── MATERIAL TO PROCESS

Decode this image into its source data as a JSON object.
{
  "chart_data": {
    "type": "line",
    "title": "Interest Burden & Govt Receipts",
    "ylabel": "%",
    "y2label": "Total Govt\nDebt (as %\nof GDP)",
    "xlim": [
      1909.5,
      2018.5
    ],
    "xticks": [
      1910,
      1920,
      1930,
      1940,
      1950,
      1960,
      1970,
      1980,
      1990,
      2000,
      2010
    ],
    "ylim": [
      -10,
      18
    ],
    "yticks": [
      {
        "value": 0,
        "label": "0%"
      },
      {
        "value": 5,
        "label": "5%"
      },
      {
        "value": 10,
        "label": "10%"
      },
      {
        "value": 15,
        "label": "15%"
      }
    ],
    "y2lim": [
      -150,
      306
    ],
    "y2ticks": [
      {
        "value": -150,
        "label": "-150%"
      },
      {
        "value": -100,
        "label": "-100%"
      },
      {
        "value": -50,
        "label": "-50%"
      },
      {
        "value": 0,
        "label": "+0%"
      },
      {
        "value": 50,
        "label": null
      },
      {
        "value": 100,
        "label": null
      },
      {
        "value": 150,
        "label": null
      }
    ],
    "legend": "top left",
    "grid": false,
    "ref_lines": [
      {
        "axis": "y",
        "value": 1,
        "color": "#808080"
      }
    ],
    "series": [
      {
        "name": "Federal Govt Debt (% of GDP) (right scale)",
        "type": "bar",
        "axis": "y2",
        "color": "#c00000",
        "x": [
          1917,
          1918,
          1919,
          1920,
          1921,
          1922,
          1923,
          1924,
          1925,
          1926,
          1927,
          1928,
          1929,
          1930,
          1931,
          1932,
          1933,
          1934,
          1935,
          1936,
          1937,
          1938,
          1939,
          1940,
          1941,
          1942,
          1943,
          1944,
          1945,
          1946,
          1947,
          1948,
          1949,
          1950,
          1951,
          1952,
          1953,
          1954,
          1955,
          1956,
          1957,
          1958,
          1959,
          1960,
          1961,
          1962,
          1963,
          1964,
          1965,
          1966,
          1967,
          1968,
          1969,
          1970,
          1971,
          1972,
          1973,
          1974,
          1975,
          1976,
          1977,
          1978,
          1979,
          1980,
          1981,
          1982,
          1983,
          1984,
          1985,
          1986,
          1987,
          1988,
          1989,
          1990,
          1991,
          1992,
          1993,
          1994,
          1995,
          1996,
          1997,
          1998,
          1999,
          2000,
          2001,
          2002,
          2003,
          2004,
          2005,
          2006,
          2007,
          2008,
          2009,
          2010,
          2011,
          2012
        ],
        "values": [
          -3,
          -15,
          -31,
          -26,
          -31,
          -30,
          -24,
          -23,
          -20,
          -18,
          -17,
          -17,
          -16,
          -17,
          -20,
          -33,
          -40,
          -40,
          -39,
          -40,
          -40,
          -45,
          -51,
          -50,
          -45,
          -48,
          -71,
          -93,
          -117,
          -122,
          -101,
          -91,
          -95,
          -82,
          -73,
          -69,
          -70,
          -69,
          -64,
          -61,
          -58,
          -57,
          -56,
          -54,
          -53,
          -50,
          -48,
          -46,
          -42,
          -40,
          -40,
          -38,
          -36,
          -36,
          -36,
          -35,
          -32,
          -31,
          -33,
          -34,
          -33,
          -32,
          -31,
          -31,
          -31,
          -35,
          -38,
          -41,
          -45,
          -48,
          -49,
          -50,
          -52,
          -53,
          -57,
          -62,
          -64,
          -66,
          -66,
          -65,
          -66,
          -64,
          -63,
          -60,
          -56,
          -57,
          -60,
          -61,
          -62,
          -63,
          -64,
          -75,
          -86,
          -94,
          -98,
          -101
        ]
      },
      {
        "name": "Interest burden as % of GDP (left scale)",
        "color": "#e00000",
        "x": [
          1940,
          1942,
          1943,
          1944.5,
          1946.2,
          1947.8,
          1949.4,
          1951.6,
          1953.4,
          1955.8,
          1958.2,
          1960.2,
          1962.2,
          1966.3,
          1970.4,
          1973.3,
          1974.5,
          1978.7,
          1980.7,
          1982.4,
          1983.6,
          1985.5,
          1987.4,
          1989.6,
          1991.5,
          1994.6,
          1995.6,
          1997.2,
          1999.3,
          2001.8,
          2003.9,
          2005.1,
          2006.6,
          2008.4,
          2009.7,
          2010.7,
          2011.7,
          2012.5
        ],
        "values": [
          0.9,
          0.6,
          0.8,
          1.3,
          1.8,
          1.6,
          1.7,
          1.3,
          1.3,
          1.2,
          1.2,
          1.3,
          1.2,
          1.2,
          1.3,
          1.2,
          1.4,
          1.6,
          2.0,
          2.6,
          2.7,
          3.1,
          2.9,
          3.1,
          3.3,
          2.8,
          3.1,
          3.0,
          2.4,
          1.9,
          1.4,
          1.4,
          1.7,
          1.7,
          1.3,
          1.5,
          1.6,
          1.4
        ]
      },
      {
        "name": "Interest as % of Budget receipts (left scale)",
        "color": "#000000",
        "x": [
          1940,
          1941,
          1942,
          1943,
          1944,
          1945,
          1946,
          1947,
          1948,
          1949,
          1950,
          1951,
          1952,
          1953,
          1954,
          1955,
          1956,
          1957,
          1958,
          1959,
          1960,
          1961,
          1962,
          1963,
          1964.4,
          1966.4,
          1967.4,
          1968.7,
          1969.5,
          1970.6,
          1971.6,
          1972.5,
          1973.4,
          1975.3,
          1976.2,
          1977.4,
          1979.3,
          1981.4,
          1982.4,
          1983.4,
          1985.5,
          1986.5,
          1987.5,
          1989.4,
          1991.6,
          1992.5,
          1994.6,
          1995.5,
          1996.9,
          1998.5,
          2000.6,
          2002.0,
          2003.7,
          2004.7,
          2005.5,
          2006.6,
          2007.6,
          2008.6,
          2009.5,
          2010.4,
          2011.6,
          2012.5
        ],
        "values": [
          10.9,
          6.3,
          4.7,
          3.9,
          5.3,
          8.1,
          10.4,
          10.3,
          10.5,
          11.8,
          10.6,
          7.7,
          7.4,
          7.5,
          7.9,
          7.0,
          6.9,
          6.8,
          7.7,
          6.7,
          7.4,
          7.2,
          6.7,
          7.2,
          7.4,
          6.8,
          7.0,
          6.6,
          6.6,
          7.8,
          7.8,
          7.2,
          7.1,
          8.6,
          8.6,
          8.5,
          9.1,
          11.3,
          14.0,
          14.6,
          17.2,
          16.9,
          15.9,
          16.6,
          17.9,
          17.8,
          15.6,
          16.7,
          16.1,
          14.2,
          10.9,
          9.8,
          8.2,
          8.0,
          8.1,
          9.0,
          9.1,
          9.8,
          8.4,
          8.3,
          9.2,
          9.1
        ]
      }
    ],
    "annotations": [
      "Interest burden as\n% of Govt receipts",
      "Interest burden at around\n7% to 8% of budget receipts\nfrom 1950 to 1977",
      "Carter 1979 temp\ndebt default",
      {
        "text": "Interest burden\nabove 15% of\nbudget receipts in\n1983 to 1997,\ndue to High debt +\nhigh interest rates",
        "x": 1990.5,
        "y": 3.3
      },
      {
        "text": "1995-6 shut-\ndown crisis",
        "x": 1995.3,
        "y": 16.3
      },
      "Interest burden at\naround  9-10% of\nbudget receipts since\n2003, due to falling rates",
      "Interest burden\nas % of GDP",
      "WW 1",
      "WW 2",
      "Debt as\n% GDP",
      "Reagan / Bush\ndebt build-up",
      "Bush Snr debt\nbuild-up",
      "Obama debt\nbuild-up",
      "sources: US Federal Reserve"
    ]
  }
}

────
── MATERIAL TO PROCESS

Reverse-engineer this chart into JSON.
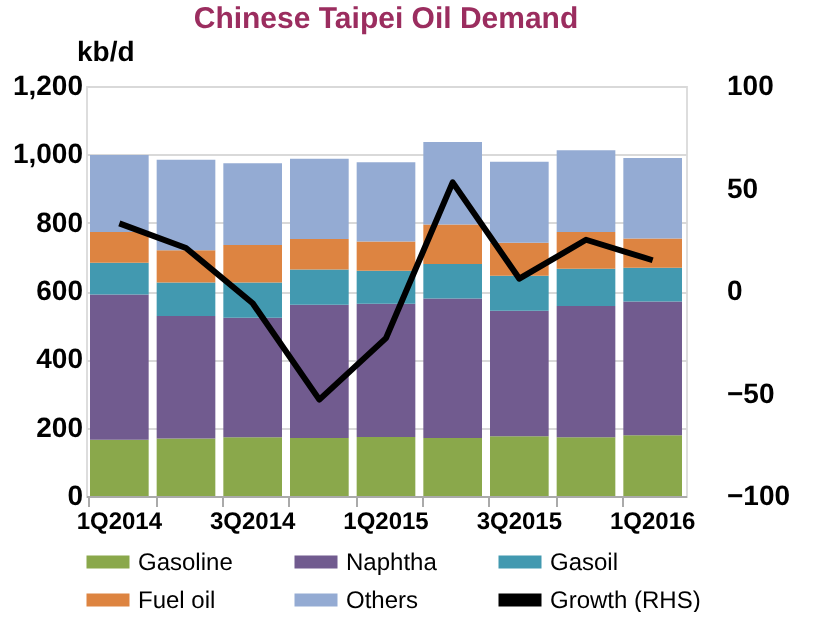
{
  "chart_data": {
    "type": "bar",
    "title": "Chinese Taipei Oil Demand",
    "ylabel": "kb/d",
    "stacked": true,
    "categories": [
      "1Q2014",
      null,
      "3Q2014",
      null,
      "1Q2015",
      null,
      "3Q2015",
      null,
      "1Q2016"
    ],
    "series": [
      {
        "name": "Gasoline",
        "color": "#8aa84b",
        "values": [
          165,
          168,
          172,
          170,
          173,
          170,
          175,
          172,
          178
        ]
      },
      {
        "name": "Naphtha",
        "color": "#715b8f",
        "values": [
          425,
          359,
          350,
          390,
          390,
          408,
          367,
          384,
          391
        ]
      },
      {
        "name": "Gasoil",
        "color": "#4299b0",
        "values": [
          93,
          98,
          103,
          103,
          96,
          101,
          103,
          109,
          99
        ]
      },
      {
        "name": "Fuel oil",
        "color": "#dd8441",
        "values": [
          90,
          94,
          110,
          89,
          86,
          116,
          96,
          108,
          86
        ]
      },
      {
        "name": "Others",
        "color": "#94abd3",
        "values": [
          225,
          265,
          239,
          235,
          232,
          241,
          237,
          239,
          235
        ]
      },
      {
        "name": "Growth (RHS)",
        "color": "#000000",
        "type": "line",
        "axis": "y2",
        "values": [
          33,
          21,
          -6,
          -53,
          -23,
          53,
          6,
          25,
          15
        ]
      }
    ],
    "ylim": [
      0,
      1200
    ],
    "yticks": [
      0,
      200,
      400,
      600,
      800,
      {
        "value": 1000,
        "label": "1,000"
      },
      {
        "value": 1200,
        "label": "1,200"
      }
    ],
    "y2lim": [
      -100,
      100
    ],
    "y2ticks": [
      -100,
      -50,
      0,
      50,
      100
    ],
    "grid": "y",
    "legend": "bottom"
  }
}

────

Extract lines where the string "into" occurs.

- **COMPLETED EXERCISE**
Decode this image into its source data as a JSON object.
Reverse-engineer this chart into JSON.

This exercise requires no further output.